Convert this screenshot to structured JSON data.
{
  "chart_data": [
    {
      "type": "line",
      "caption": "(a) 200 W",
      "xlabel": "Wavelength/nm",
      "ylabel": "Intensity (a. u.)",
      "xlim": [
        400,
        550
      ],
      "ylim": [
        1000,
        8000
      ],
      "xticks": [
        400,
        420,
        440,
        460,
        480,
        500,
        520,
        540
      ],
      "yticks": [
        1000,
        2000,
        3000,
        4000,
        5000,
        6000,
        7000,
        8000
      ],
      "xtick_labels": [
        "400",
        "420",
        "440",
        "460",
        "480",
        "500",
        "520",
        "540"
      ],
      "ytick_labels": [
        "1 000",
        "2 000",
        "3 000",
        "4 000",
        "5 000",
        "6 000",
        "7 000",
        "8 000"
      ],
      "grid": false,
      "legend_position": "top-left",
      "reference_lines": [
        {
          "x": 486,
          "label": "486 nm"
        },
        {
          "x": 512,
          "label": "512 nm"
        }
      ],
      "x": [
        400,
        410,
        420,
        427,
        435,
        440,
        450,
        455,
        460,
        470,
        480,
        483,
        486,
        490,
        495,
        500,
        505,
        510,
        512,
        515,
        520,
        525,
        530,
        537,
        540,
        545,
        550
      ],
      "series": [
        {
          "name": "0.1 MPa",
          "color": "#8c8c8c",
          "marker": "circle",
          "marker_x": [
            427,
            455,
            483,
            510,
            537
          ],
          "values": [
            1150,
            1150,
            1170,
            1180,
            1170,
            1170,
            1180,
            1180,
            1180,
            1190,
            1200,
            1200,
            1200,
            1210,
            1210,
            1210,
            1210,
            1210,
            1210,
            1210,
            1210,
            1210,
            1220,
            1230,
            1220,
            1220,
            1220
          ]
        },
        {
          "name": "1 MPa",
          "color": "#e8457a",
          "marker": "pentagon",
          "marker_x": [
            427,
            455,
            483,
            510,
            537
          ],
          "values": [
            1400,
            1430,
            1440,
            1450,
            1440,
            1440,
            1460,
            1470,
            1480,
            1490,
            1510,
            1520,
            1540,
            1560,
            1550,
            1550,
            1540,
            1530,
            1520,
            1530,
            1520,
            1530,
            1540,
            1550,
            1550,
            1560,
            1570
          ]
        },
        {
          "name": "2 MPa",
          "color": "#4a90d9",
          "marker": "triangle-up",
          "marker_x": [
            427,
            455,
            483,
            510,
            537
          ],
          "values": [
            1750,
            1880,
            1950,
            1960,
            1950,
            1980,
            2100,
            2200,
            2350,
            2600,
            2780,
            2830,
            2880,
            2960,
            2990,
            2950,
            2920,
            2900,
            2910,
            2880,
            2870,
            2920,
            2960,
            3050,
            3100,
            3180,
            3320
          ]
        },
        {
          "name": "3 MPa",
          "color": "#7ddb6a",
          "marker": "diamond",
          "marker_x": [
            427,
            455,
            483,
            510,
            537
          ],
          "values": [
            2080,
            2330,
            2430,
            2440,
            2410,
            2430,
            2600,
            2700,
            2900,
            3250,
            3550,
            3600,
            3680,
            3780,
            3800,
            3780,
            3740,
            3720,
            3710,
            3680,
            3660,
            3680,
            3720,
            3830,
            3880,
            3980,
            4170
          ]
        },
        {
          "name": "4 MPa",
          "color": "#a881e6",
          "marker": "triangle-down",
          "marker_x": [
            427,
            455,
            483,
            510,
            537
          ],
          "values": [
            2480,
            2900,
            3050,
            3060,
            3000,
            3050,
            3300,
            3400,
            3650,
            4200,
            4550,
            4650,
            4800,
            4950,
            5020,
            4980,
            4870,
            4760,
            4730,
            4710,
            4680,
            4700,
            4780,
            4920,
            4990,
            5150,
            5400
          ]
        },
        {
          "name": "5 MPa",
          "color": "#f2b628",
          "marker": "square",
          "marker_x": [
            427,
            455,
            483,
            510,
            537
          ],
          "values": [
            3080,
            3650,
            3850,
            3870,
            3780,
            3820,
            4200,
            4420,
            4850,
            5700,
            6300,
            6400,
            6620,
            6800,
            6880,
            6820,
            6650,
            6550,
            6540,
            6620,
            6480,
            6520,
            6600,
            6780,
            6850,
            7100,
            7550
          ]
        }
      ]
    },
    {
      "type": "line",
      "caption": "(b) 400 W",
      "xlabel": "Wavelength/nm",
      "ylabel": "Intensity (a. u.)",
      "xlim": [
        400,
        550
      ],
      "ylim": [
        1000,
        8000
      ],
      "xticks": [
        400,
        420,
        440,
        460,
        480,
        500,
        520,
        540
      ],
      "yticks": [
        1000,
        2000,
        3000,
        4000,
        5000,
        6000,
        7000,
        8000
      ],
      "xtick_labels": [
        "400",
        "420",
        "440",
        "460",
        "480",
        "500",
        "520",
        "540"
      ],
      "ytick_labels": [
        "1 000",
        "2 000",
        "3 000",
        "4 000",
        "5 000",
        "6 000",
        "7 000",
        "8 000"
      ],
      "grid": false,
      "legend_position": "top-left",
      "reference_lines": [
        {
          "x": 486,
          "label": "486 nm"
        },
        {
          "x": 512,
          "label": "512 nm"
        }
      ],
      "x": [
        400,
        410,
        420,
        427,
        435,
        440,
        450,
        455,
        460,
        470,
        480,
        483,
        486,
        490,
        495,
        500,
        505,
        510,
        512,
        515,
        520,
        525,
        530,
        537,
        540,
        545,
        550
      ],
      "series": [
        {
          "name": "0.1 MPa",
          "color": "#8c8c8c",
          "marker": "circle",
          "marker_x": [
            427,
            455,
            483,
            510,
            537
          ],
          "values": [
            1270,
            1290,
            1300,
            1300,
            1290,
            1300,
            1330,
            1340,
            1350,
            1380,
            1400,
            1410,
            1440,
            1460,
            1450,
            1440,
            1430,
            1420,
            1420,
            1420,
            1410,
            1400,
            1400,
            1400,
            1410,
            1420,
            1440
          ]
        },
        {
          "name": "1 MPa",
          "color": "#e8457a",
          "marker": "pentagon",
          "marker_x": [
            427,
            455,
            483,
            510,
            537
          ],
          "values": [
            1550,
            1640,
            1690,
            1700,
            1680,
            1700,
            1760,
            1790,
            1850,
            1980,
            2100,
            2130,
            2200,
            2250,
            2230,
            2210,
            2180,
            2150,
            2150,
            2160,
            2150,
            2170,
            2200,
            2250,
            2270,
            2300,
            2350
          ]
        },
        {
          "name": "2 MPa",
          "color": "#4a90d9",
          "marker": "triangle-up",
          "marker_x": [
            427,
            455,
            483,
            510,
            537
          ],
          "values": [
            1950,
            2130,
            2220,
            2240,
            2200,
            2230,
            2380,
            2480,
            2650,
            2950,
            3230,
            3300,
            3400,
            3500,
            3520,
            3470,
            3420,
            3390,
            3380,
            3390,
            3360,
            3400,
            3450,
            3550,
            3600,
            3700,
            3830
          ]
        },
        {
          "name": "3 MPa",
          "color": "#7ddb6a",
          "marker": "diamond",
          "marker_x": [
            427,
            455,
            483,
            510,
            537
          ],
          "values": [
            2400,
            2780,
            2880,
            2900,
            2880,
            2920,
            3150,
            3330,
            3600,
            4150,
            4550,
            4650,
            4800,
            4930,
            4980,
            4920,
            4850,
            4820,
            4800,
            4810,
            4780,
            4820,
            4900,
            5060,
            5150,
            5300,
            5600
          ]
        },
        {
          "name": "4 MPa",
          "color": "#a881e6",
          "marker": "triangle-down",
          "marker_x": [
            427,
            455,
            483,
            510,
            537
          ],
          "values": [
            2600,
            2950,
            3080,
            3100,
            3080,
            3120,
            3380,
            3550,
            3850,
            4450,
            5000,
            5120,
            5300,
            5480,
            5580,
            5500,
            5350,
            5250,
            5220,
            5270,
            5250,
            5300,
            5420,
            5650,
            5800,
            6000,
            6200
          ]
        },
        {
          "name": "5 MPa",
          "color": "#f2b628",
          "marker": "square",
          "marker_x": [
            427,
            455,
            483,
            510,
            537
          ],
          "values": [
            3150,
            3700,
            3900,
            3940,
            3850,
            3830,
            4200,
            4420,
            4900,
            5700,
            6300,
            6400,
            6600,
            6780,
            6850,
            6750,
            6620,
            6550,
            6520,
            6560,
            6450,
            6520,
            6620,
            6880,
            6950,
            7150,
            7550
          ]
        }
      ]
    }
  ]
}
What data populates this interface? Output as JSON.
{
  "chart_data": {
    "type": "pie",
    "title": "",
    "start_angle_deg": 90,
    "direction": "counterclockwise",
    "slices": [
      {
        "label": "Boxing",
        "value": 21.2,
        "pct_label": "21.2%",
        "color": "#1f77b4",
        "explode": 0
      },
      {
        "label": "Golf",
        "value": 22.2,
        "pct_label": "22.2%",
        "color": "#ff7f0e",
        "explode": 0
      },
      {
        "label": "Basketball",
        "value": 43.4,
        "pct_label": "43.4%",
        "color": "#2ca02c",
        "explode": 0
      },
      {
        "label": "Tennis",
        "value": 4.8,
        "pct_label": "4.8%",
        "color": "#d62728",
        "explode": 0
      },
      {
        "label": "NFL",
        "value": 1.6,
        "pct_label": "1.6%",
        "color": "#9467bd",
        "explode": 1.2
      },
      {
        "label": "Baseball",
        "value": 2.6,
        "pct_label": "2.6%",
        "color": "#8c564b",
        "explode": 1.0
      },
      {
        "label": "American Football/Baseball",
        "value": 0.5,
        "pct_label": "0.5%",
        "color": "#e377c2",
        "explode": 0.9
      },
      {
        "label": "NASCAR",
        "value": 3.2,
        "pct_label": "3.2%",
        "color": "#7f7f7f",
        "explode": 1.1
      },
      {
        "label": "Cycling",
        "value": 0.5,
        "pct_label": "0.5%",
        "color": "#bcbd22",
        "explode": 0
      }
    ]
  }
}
━━━━
Task to complete | Report all lines of the data above that include the string "Baseball".

Result of this exercise |
        "label": "Baseball",
        "label": "American Football/Baseball",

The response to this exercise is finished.